* [Task details]: Every line of the material below should be repeated exactly.

* [Stored rows]:

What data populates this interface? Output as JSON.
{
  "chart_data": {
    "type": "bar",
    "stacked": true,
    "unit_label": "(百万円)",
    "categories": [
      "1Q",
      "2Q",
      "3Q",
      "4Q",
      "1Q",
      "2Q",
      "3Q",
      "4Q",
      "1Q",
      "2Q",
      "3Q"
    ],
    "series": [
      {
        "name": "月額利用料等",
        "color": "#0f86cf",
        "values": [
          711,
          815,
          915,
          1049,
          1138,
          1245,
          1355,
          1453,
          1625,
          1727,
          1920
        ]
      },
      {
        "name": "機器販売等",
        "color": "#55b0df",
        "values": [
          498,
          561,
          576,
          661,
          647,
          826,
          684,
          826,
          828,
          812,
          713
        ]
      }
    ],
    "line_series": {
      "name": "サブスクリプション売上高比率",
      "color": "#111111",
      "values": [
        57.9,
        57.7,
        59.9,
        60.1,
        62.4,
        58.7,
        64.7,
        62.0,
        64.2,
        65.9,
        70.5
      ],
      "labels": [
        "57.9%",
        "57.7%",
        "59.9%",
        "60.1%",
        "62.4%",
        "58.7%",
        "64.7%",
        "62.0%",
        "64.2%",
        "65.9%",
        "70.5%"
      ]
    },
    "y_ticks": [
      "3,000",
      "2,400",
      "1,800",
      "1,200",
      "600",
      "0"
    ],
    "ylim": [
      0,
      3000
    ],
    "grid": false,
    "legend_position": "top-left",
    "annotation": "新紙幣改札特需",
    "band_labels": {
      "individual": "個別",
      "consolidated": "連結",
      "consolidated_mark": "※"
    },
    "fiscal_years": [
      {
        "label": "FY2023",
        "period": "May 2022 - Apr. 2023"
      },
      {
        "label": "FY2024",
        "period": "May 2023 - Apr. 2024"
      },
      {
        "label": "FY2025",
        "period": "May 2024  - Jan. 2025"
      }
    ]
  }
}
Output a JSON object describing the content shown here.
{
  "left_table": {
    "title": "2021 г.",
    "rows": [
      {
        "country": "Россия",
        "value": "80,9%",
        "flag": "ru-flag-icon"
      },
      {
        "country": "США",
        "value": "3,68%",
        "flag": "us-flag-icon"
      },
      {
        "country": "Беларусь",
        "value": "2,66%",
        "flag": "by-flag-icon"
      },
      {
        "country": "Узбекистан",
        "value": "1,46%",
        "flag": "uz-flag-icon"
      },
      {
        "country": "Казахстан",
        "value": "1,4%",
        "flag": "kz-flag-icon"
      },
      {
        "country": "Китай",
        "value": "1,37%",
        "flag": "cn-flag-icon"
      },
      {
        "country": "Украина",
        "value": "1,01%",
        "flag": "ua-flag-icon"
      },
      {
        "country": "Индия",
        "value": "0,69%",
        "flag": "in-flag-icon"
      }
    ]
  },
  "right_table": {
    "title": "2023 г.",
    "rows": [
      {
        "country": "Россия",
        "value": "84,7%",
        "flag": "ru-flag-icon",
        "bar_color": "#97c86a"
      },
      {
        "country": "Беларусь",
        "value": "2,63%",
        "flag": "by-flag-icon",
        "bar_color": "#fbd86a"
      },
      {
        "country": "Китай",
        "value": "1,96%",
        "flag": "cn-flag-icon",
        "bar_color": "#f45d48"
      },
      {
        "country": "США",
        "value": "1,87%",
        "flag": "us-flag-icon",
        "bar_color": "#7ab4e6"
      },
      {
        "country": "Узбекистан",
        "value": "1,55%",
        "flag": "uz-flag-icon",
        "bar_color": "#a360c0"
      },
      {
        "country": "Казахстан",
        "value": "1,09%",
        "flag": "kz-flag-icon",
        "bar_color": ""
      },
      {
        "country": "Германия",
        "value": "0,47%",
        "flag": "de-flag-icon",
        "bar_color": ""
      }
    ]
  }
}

* [Result for this task]:
What data populates this interface? Output as JSON.
{
  "chart_data": {
    "type": "bar",
    "stacked": true,
    "unit_label": "(百万円)",
    "categories": [
      "1Q",
      "2Q",
      "3Q",
      "4Q",
      "1Q",
      "2Q",
      "3Q",
      "4Q",
      "1Q",
      "2Q",
      "3Q"
    ],
    "series": [
      {
        "name": "月額利用料等",
        "color": "#0f86cf",
        "values": [
          711,
          815,
          915,
          1049,
          1138,
          1245,
          1355,
          1453,
          1625,
          1727,
          1920
        ]
      },
      {
        "name": "機器販売等",
        "color": "#55b0df",
        "values": [
          498,
          561,
          576,
          661,
          647,
          826,
          684,
          826,
          828,
          812,
          713
        ]
      }
    ],
    "line_series": {
      "name": "サブスクリプション売上高比率",
      "color": "#111111",
      "values": [
        57.9,
        57.7,
        59.9,
        60.1,
        62.4,
        58.7,
        64.7,
        62.0,
        64.2,
        65.9,
        70.5
      ],
      "labels": [
        "57.9%",
        "57.7%",
        "59.9%",
        "60.1%",
        "62.4%",
        "58.7%",
        "64.7%",
        "62.0%",
        "64.2%",
        "65.9%",
        "70.5%"
      ]
    },
    "y_ticks": [
      "3,000",
      "2,400",
      "1,800",
      "1,200",
      "600",
      "0"
    ],
    "ylim": [
      0,
      3000
    ],
    "grid": false,
    "legend_position": "top-left",
    "annotation": "新紙幣改札特需",
    "band_labels": {
      "individual": "個別",
      "consolidated": "連結",
      "consolidated_mark": "※"
    },
    "fiscal_years": [
      {
        "label": "FY2023",
        "period": "May 2022 - Apr. 2023"
      },
      {
        "label": "FY2024",
        "period": "May 2023 - Apr. 2024"
      },
      {
        "label": "FY2025",
        "period": "May 2024  - Jan. 2025"
      }
    ]
  }
}
Output a JSON object describing the content shown here.
{
  "left_table": {
    "title": "2021 г.",
    "rows": [
      {
        "country": "Россия",
        "value": "80,9%",
        "flag": "ru-flag-icon"
      },
      {
        "country": "США",
        "value": "3,68%",
        "flag": "us-flag-icon"
      },
      {
        "country": "Беларусь",
        "value": "2,66%",
        "flag": "by-flag-icon"
      },
      {
        "country": "Узбекистан",
        "value": "1,46%",
        "flag": "uz-flag-icon"
      },
      {
        "country": "Казахстан",
        "value": "1,4%",
        "flag": "kz-flag-icon"
      },
      {
        "country": "Китай",
        "value": "1,37%",
        "flag": "cn-flag-icon"
      },
      {
        "country": "Украина",
        "value": "1,01%",
        "flag": "ua-flag-icon"
      },
      {
        "country": "Индия",
        "value": "0,69%",
        "flag": "in-flag-icon"
      }
    ]
  },
  "right_table": {
    "title": "2023 г.",
    "rows": [
      {
        "country": "Россия",
        "value": "84,7%",
        "flag": "ru-flag-icon",
        "bar_color": "#97c86a"
      },
      {
        "country": "Беларусь",
        "value": "2,63%",
        "flag": "by-flag-icon",
        "bar_color": "#fbd86a"
      },
      {
        "country": "Китай",
        "value": "1,96%",
        "flag": "cn-flag-icon",
        "bar_color": "#f45d48"
      },
      {
        "country": "США",
        "value": "1,87%",
        "flag": "us-flag-icon",
        "bar_color": "#7ab4e6"
      },
      {
        "country": "Узбекистан",
        "value": "1,55%",
        "flag": "uz-flag-icon",
        "bar_color": "#a360c0"
      },
      {
        "country": "Казахстан",
        "value": "1,09%",
        "flag": "kz-flag-icon",
        "bar_color": ""
      },
      {
        "country": "Германия",
        "value": "0,47%",
        "flag": "de-flag-icon",
        "bar_color": ""
      }
    ]
  }
}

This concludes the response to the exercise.